[begin Extracted information]
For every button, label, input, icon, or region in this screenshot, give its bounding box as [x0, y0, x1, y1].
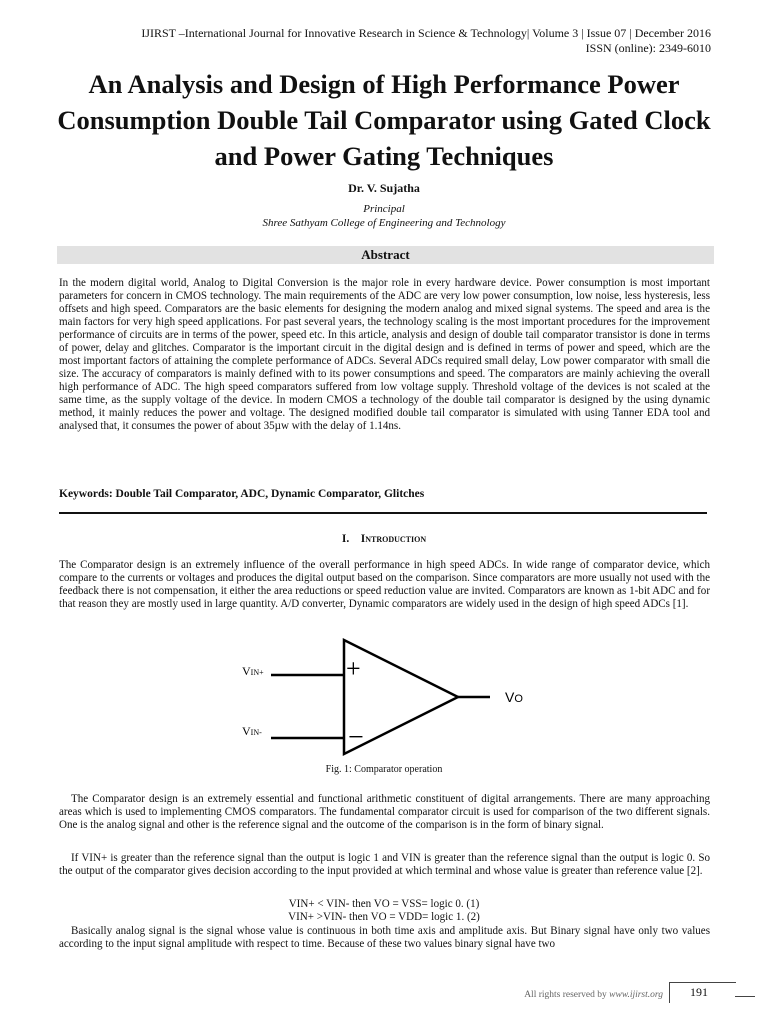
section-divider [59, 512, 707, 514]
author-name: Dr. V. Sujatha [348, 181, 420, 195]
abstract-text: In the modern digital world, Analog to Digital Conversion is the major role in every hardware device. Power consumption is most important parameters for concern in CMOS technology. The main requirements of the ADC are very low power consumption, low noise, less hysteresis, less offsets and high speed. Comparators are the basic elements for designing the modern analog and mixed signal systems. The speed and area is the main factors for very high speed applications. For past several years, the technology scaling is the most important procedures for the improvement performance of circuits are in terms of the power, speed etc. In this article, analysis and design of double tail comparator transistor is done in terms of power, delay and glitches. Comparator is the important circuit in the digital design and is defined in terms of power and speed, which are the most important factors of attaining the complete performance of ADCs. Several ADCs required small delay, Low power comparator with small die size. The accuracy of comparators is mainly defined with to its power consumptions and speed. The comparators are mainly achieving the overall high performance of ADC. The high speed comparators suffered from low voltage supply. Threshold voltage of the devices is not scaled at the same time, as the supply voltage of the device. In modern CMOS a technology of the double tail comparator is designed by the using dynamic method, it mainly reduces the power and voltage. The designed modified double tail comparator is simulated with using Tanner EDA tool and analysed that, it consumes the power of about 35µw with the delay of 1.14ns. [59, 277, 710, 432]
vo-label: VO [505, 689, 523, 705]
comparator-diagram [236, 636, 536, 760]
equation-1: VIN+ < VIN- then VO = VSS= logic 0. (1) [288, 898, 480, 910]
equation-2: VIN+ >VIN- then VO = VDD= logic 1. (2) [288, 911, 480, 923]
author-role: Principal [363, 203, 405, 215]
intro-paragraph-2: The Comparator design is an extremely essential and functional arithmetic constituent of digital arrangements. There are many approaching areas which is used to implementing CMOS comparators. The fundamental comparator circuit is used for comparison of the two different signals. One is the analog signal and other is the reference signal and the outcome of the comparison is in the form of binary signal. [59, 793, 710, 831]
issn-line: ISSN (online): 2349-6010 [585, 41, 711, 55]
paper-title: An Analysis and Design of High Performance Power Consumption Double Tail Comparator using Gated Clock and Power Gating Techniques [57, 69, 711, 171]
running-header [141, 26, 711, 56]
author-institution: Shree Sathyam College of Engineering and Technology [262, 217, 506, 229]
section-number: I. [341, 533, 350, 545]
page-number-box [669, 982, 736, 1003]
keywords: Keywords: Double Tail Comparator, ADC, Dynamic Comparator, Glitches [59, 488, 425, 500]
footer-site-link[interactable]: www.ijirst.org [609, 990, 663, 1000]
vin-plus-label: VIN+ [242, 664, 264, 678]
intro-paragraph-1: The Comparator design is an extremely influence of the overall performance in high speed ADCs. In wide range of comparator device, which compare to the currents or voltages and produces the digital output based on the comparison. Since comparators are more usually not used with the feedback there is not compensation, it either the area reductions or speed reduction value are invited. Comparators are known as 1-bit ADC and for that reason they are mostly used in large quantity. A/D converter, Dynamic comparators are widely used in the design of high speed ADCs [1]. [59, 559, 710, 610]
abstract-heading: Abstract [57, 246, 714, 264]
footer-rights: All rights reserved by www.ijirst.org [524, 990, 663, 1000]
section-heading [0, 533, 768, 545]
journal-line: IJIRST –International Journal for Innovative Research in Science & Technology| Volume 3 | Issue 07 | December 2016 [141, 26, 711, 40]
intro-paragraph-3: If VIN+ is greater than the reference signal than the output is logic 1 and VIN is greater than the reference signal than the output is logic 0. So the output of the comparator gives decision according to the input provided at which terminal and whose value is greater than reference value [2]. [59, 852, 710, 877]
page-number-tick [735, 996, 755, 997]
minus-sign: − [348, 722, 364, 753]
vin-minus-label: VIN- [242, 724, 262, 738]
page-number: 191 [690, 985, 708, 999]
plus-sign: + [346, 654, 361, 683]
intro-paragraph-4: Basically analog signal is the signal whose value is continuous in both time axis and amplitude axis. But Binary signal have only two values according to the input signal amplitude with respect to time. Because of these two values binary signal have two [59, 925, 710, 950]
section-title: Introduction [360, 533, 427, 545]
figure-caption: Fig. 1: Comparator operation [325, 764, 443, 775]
[end Extracted information]
• [Exercise prompt]:
Can you reproduce all of the entries above verbatim, line for line, and omit the pictures?

• [Finished exercise]:
For every button, label, input, icon, or region in this screenshot, give its bounding box as [x0, y0, x1, y1].
section-divider [59, 512, 707, 514]
author-name: Dr. V. Sujatha [348, 181, 420, 195]
abstract-text: In the modern digital world, Analog to Digital Conversion is the major role in every hardware device. Power consumption is most important parameters for concern in CMOS technology. The main requirements of the ADC are very low power consumption, low noise, less hysteresis, less offsets and high speed. Comparators are the basic elements for designing the modern analog and mixed signal systems. The speed and area is the main factors for very high speed applications. For past several years, the technology scaling is the most important procedures for the improvement performance of circuits are in terms of the power, speed etc. In this article, analysis and design of double tail comparator transistor is done in terms of power, delay and glitches. Comparator is the important circuit in the digital design and is defined in terms of power and speed, which are the most important factors of attaining the complete performance of ADCs. Several ADCs required small delay, Low power comparator with small die size. The accuracy of comparators is mainly defined with to its power consumptions and speed. The comparators are mainly achieving the overall high performance of ADC. The high speed comparators suffered from low voltage supply. Threshold voltage of the devices is not scaled at the same time, as the supply voltage of the device. In modern CMOS a technology of the double tail comparator is designed by the using dynamic method, it mainly reduces the power and voltage. The designed modified double tail comparator is simulated with using Tanner EDA tool and analysed that, it consumes the power of about 35µw with the delay of 1.14ns. [59, 277, 710, 432]
vo-label: VO [505, 689, 523, 705]
comparator-diagram [236, 636, 536, 760]
equation-1: VIN+ < VIN- then VO = VSS= logic 0. (1) [288, 898, 480, 910]
equation-2: VIN+ >VIN- then VO = VDD= logic 1. (2) [288, 911, 480, 923]
author-role: Principal [363, 203, 405, 215]
intro-paragraph-2: The Comparator design is an extremely essential and functional arithmetic constituent of digital arrangements. There are many approaching areas which is used to implementing CMOS comparators. The fundamental comparator circuit is used for comparison of the two different signals. One is the analog signal and other is the reference signal and the outcome of the comparison is in the form of binary signal. [59, 793, 710, 831]
issn-line: ISSN (online): 2349-6010 [585, 41, 711, 55]
paper-title: An Analysis and Design of High Performance Power Consumption Double Tail Comparator using Gated Clock and Power Gating Techniques [57, 69, 711, 171]
running-header [141, 26, 711, 56]
author-institution: Shree Sathyam College of Engineering and Technology [262, 217, 506, 229]
section-number: I. [341, 533, 350, 545]
page-number-box [669, 982, 736, 1003]
keywords: Keywords: Double Tail Comparator, ADC, Dynamic Comparator, Glitches [59, 488, 425, 500]
footer-site-link[interactable]: www.ijirst.org [609, 990, 663, 1000]
vin-plus-label: VIN+ [242, 664, 264, 678]
intro-paragraph-1: The Comparator design is an extremely influence of the overall performance in high speed ADCs. In wide range of comparator device, which compare to the currents or voltages and produces the digital output based on the comparison. Since comparators are more usually not used with the feedback there is not compensation, it either the area reductions or speed reduction value are invited. Comparators are known as 1-bit ADC and for that reason they are mostly used in large quantity. A/D converter, Dynamic comparators are widely used in the design of high speed ADCs [1]. [59, 559, 710, 610]
abstract-heading: Abstract [57, 246, 714, 264]
footer-rights: All rights reserved by www.ijirst.org [524, 990, 663, 1000]
section-heading [0, 533, 768, 545]
journal-line: IJIRST –International Journal for Innovative Research in Science & Technology| Volume 3 | Issue 07 | December 2016 [141, 26, 711, 40]
intro-paragraph-3: If VIN+ is greater than the reference signal than the output is logic 1 and VIN is greater than the reference signal than the output is logic 0. So the output of the comparator gives decision according to the input provided at which terminal and whose value is greater than reference value [2]. [59, 852, 710, 877]
page-number-tick [735, 996, 755, 997]
minus-sign: − [348, 722, 364, 753]
vin-minus-label: VIN- [242, 724, 262, 738]
page-number: 191 [690, 985, 708, 999]
plus-sign: + [346, 654, 361, 683]
intro-paragraph-4: Basically analog signal is the signal whose value is continuous in both time axis and amplitude axis. But Binary signal have only two values according to the input signal amplitude with respect to time. Because of these two values binary signal have two [59, 925, 710, 950]
section-title: Introduction [360, 533, 427, 545]
figure-caption: Fig. 1: Comparator operation [325, 764, 443, 775]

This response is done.